__EXERCISE DETAILS__. Every record must appear in your copy exactly as written, with no pictures.

__INFORMATION PROVIDED__.
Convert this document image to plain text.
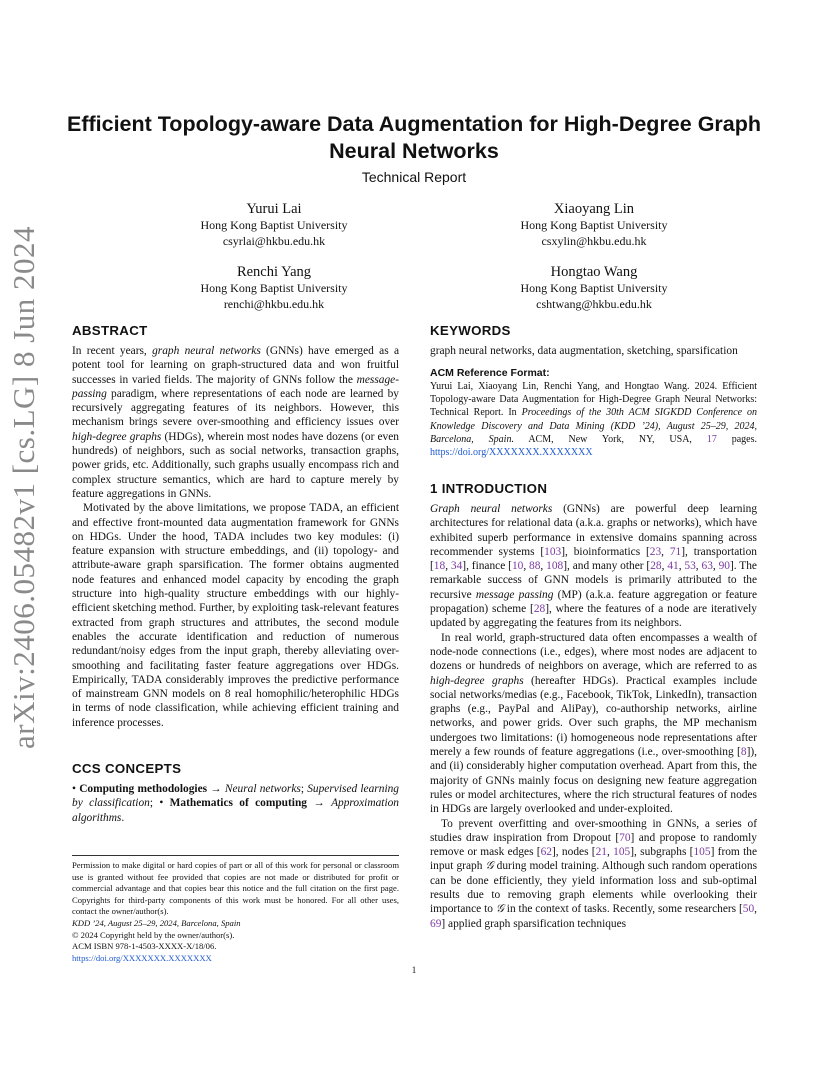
arXiv:2406.05482v1 [cs.LG] 8 Jun 2024
Efficient Topology-aware Data Augmentation for High-Degree Graph Neural Networks
Technical Report
Yurui Lai
Hong Kong Baptist University
csyrlai@hkbu.edu.hk
Xiaoyang Lin
Hong Kong Baptist University
csxylin@hkbu.edu.hk
Renchi Yang
Hong Kong Baptist University
renchi@hkbu.edu.hk
Hongtao Wang
Hong Kong Baptist University
cshtwang@hkbu.edu.hk
ABSTRACT

In recent years, graph neural networks (GNNs) have emerged as a potent tool for learning on graph-structured data and won fruitful successes in varied fields. The majority of GNNs follow the message-passing paradigm, where representations of each node are learned by recursively aggregating features of its neighbors. However, this mechanism brings severe over-smoothing and efficiency issues over high-degree graphs (HDGs), wherein most nodes have dozens (or even hundreds) of neighbors, such as social networks, transaction graphs, power grids, etc. Additionally, such graphs usually encompass rich and complex structure semantics, which are hard to capture merely by feature aggregations in GNNs.

Motivated by the above limitations, we propose TADA, an efficient and effective front-mounted data augmentation framework for GNNs on HDGs. Under the hood, TADA includes two key modules: (i) feature expansion with structure embeddings, and (ii) topology- and attribute-aware graph sparsification. The former obtains augmented node features and enhanced model capacity by encoding the graph structure into high-quality structure embeddings with our highly-efficient sketching method. Further, by exploiting task-relevant features extracted from graph structures and attributes, the second module enables the accurate identification and reduction of numerous redundant/noisy edges from the input graph, thereby alleviating over-smoothing and facilitating faster feature aggregations over HDGs. Empirically, TADA considerably improves the predictive performance of mainstream GNN models on 8 real homophilic/heterophilic HDGs in terms of node classification, while achieving efficient training and inference processes.

CCS CONCEPTS

• Computing methodologies → Neural networks; Supervised learning by classification; • Mathematics of computing → Approximation algorithms.

Permission to make digital or hard copies of part or all of this work for personal or classroom use is granted without fee provided that copies are not made or distributed for profit or commercial advantage and that copies bear this notice and the full citation on the first page. Copyrights for third-party components of this work must be honored. For all other uses, contact the owner/author(s).
KDD ’24, August 25–29, 2024, Barcelona, Spain
© 2024 Copyright held by the owner/author(s).
ACM ISBN 978-1-4503-XXXX-X/18/06.
https://doi.org/XXXXXXX.XXXXXXX
KEYWORDS

graph neural networks, data augmentation, sketching, sparsification

ACM Reference Format:
Yurui Lai, Xiaoyang Lin, Renchi Yang, and Hongtao Wang. 2024. Efficient Topology-aware Data Augmentation for High-Degree Graph Neural Networks: Technical Report. In Proceedings of the 30th ACM SIGKDD Conference on Knowledge Discovery and Data Mining (KDD ’24), August 25–29, 2024, Barcelona, Spain. ACM, New York, NY, USA, 17 pages. https://doi.org/XXXXXXX.XXXXXXX
1 INTRODUCTION

Graph neural networks (GNNs) are powerful deep learning architectures for relational data (a.k.a. graphs or networks), which have exhibited superb performance in extensive domains spanning across recommender systems [103], bioinformatics [23, 71], transportation [18, 34], finance [10, 88, 108], and many other [28, 41, 53, 63, 90]. The remarkable success of GNN models is primarily attributed to the recursive message passing (MP) (a.k.a. feature aggregation or feature propagation) scheme [28], where the features of a node are iteratively updated by aggregating the features from its neighbors.

In real world, graph-structured data often encompasses a wealth of node-node connections (i.e., edges), where most nodes are adjacent to dozens or hundreds of neighbors on average, which are referred to as high-degree graphs (hereafter HDGs). Practical examples include social networks/medias (e.g., Facebook, TikTok, LinkedIn), transaction graphs (e.g., PayPal and AliPay), co-authorship networks, airline networks, and power grids. Over such graphs, the MP mechanism undergoes two limitations: (i) homogeneous node representations after merely a few rounds of feature aggregations (i.e., over-smoothing [8]), and (ii) considerably higher computation overhead. Apart from this, the majority of GNNs mainly focus on designing new feature aggregation rules or model architectures, where the rich structural features of nodes in HDGs are largely overlooked and under-exploited.

To prevent overfitting and over-smoothing in GNNs, a series of studies draw inspiration from Dropout [70] and propose to randomly remove or mask edges [62], nodes [21, 105], subgraphs [105] from the input graph 𝒢 during model training. Although such random operations can be done efficiently, they yield information loss and sub-optimal results due to removing graph elements while overlooking their importance to 𝒢 in the context of tasks. Recently, some researchers [50, 69] applied graph sparsification techniques

1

__WRITTEN REPLY__.
Convert this document image to plain text.
arXiv:2406.05482v1 [cs.LG] 8 Jun 2024
Efficient Topology-aware Data Augmentation for High-Degree Graph Neural Networks
Technical Report
Yurui Lai
Hong Kong Baptist University
csyrlai@hkbu.edu.hk
Xiaoyang Lin
Hong Kong Baptist University
csxylin@hkbu.edu.hk
Renchi Yang
Hong Kong Baptist University
renchi@hkbu.edu.hk
Hongtao Wang
Hong Kong Baptist University
cshtwang@hkbu.edu.hk
ABSTRACT

In recent years, graph neural networks (GNNs) have emerged as a potent tool for learning on graph-structured data and won fruitful successes in varied fields. The majority of GNNs follow the message-passing paradigm, where representations of each node are learned by recursively aggregating features of its neighbors. However, this mechanism brings severe over-smoothing and efficiency issues over high-degree graphs (HDGs), wherein most nodes have dozens (or even hundreds) of neighbors, such as social networks, transaction graphs, power grids, etc. Additionally, such graphs usually encompass rich and complex structure semantics, which are hard to capture merely by feature aggregations in GNNs.

Motivated by the above limitations, we propose TADA, an efficient and effective front-mounted data augmentation framework for GNNs on HDGs. Under the hood, TADA includes two key modules: (i) feature expansion with structure embeddings, and (ii) topology- and attribute-aware graph sparsification. The former obtains augmented node features and enhanced model capacity by encoding the graph structure into high-quality structure embeddings with our highly-efficient sketching method. Further, by exploiting task-relevant features extracted from graph structures and attributes, the second module enables the accurate identification and reduction of numerous redundant/noisy edges from the input graph, thereby alleviating over-smoothing and facilitating faster feature aggregations over HDGs. Empirically, TADA considerably improves the predictive performance of mainstream GNN models on 8 real homophilic/heterophilic HDGs in terms of node classification, while achieving efficient training and inference processes.

CCS CONCEPTS

• Computing methodologies → Neural networks; Supervised learning by classification; • Mathematics of computing → Approximation algorithms.

Permission to make digital or hard copies of part or all of this work for personal or classroom use is granted without fee provided that copies are not made or distributed for profit or commercial advantage and that copies bear this notice and the full citation on the first page. Copyrights for third-party components of this work must be honored. For all other uses, contact the owner/author(s).
KDD ’24, August 25–29, 2024, Barcelona, Spain
© 2024 Copyright held by the owner/author(s).
ACM ISBN 978-1-4503-XXXX-X/18/06.
https://doi.org/XXXXXXX.XXXXXXX
KEYWORDS

graph neural networks, data augmentation, sketching, sparsification

ACM Reference Format:
Yurui Lai, Xiaoyang Lin, Renchi Yang, and Hongtao Wang. 2024. Efficient Topology-aware Data Augmentation for High-Degree Graph Neural Networks: Technical Report. In Proceedings of the 30th ACM SIGKDD Conference on Knowledge Discovery and Data Mining (KDD ’24), August 25–29, 2024, Barcelona, Spain. ACM, New York, NY, USA, 17 pages. https://doi.org/XXXXXXX.XXXXXXX
1 INTRODUCTION

Graph neural networks (GNNs) are powerful deep learning architectures for relational data (a.k.a. graphs or networks), which have exhibited superb performance in extensive domains spanning across recommender systems [103], bioinformatics [23, 71], transportation [18, 34], finance [10, 88, 108], and many other [28, 41, 53, 63, 90]. The remarkable success of GNN models is primarily attributed to the recursive message passing (MP) (a.k.a. feature aggregation or feature propagation) scheme [28], where the features of a node are iteratively updated by aggregating the features from its neighbors.

In real world, graph-structured data often encompasses a wealth of node-node connections (i.e., edges), where most nodes are adjacent to dozens or hundreds of neighbors on average, which are referred to as high-degree graphs (hereafter HDGs). Practical examples include social networks/medias (e.g., Facebook, TikTok, LinkedIn), transaction graphs (e.g., PayPal and AliPay), co-authorship networks, airline networks, and power grids. Over such graphs, the MP mechanism undergoes two limitations: (i) homogeneous node representations after merely a few rounds of feature aggregations (i.e., over-smoothing [8]), and (ii) considerably higher computation overhead. Apart from this, the majority of GNNs mainly focus on designing new feature aggregation rules or model architectures, where the rich structural features of nodes in HDGs are largely overlooked and under-exploited.

To prevent overfitting and over-smoothing in GNNs, a series of studies draw inspiration from Dropout [70] and propose to randomly remove or mask edges [62], nodes [21, 105], subgraphs [105] from the input graph 𝒢 during model training. Although such random operations can be done efficiently, they yield information loss and sub-optimal results due to removing graph elements while overlooking their importance to 𝒢 in the context of tasks. Recently, some researchers [50, 69] applied graph sparsification techniques

1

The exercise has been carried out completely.